### DATA SHOWN
************

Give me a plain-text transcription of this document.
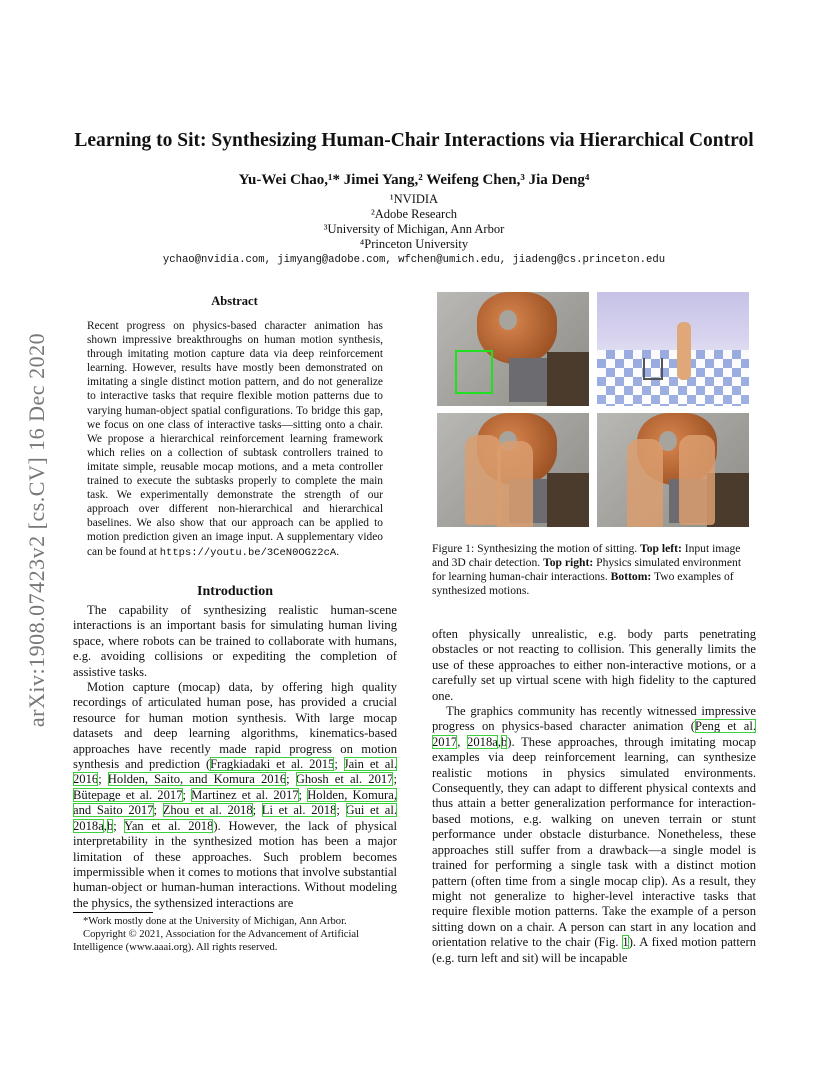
arXiv:1908.07423v2 [cs.CV] 16 Dec 2020
Learning to Sit: Synthesizing Human-Chair Interactions via Hierarchical Control
Yu-Wei Chao,¹* Jimei Yang,² Weifeng Chen,³ Jia Deng⁴
¹NVIDIA
²Adobe Research
³University of Michigan, Ann Arbor
⁴Princeton University
ychao@nvidia.com, jimyang@adobe.com, wfchen@umich.edu, jiadeng@cs.princeton.edu
Abstract
Recent progress on physics-based character animation has shown impressive breakthroughs on human motion synthesis, through imitating motion capture data via deep reinforcement learning. However, results have mostly been demonstrated on imitating a single distinct motion pattern, and do not generalize to interactive tasks that require flexible motion patterns due to varying human-object spatial configurations. To bridge this gap, we focus on one class of interactive tasks—sitting onto a chair. We propose a hierarchical reinforcement learning framework which relies on a collection of subtask controllers trained to imitate simple, reusable mocap motions, and a meta controller trained to execute the subtasks properly to complete the main task. We experimentally demonstrate the strength of our approach over different non-hierarchical and hierarchical baselines. We also show that our approach can be applied to motion prediction given an image input. A supplementary video can be found at https://youtu.be/3CeN0OGz2cA.
Introduction

The capability of synthesizing realistic human-scene interactions is an important basis for simulating human living space, where robots can be trained to collaborate with humans, e.g. avoiding collisions or expediting the completion of assistive tasks.

Motion capture (mocap) data, by offering high quality recordings of articulated human pose, has provided a crucial resource for human motion synthesis. With large mocap datasets and deep learning algorithms, kinematics-based approaches have recently made rapid progress on motion synthesis and prediction (Fragkiadaki et al. 2015; Jain et al. 2016; Holden, Saito, and Komura 2016; Ghosh et al. 2017; Bütepage et al. 2017; Martinez et al. 2017; Holden, Komura, and Saito 2017; Zhou et al. 2018; Li et al. 2018; Gui et al. 2018a,b; Yan et al. 2018). However, the lack of physical interpretability in the synthesized motion has been a major limitation of these approaches. Such problem becomes impermissible when it comes to motions that involve substantial human-object or human-human interactions. Without modeling the physics, the sythensized interactions are

*Work mostly done at the University of Michigan, Ann Arbor.

Copyright © 2021, Association for the Advancement of Artificial Intelligence (www.aaai.org). All rights reserved.

Figure 1: Synthesizing the motion of sitting. Top left: Input image and 3D chair detection. Top right: Physics simulated environment for learning human-chair interactions. Bottom: Two examples of synthesized motions.

often physically unrealistic, e.g. body parts penetrating obstacles or not reacting to collision. This generally limits the use of these approaches to either non-interactive motions, or a carefully set up virtual scene with high fidelity to the captured one.

The graphics community has recently witnessed impressive progress on physics-based character animation (Peng et al. 2017, 2018a,b). These approaches, through imitating mocap examples via deep reinforcement learning, can synthesize realistic motions in physics simulated environments. Consequently, they can adapt to different physical contexts and thus attain a better generalization performance for interaction-based motions, e.g. walking on uneven terrain or stunt performance under obstacle disturbance. Nonetheless, these approaches still suffer from a drawback—a single model is trained for performing a single task with a distinct motion pattern (often time from a single mocap clip). As a result, they might not generalize to higher-level interactive tasks that require flexible motion patterns. Take the example of a person sitting down on a chair. A person can start in any location and orientation relative to the chair (Fig. 1). A fixed motion pattern (e.g. turn left and sit) will be incapable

************

Exclude all images and restate the records above word for word.

Give me a plain-text transcription of this document.
arXiv:1908.07423v2 [cs.CV] 16 Dec 2020
Learning to Sit: Synthesizing Human-Chair Interactions via Hierarchical Control
Yu-Wei Chao,¹* Jimei Yang,² Weifeng Chen,³ Jia Deng⁴
¹NVIDIA
²Adobe Research
³University of Michigan, Ann Arbor
⁴Princeton University
ychao@nvidia.com, jimyang@adobe.com, wfchen@umich.edu, jiadeng@cs.princeton.edu
Abstract
Recent progress on physics-based character animation has shown impressive breakthroughs on human motion synthesis, through imitating motion capture data via deep reinforcement learning. However, results have mostly been demonstrated on imitating a single distinct motion pattern, and do not generalize to interactive tasks that require flexible motion patterns due to varying human-object spatial configurations. To bridge this gap, we focus on one class of interactive tasks—sitting onto a chair. We propose a hierarchical reinforcement learning framework which relies on a collection of subtask controllers trained to imitate simple, reusable mocap motions, and a meta controller trained to execute the subtasks properly to complete the main task. We experimentally demonstrate the strength of our approach over different non-hierarchical and hierarchical baselines. We also show that our approach can be applied to motion prediction given an image input. A supplementary video can be found at https://youtu.be/3CeN0OGz2cA.
Introduction

The capability of synthesizing realistic human-scene interactions is an important basis for simulating human living space, where robots can be trained to collaborate with humans, e.g. avoiding collisions or expediting the completion of assistive tasks.

Motion capture (mocap) data, by offering high quality recordings of articulated human pose, has provided a crucial resource for human motion synthesis. With large mocap datasets and deep learning algorithms, kinematics-based approaches have recently made rapid progress on motion synthesis and prediction (Fragkiadaki et al. 2015; Jain et al. 2016; Holden, Saito, and Komura 2016; Ghosh et al. 2017; Bütepage et al. 2017; Martinez et al. 2017; Holden, Komura, and Saito 2017; Zhou et al. 2018; Li et al. 2018; Gui et al. 2018a,b; Yan et al. 2018). However, the lack of physical interpretability in the synthesized motion has been a major limitation of these approaches. Such problem becomes impermissible when it comes to motions that involve substantial human-object or human-human interactions. Without modeling the physics, the sythensized interactions are

*Work mostly done at the University of Michigan, Ann Arbor.

Copyright © 2021, Association for the Advancement of Artificial Intelligence (www.aaai.org). All rights reserved.

Figure 1: Synthesizing the motion of sitting. Top left: Input image and 3D chair detection. Top right: Physics simulated environment for learning human-chair interactions. Bottom: Two examples of synthesized motions.

often physically unrealistic, e.g. body parts penetrating obstacles or not reacting to collision. This generally limits the use of these approaches to either non-interactive motions, or a carefully set up virtual scene with high fidelity to the captured one.

The graphics community has recently witnessed impressive progress on physics-based character animation (Peng et al. 2017, 2018a,b). These approaches, through imitating mocap examples via deep reinforcement learning, can synthesize realistic motions in physics simulated environments. Consequently, they can adapt to different physical contexts and thus attain a better generalization performance for interaction-based motions, e.g. walking on uneven terrain or stunt performance under obstacle disturbance. Nonetheless, these approaches still suffer from a drawback—a single model is trained for performing a single task with a distinct motion pattern (often time from a single mocap clip). As a result, they might not generalize to higher-level interactive tasks that require flexible motion patterns. Take the example of a person sitting down on a chair. A person can start in any location and orientation relative to the chair (Fig. 1). A fixed motion pattern (e.g. turn left and sit) will be incapable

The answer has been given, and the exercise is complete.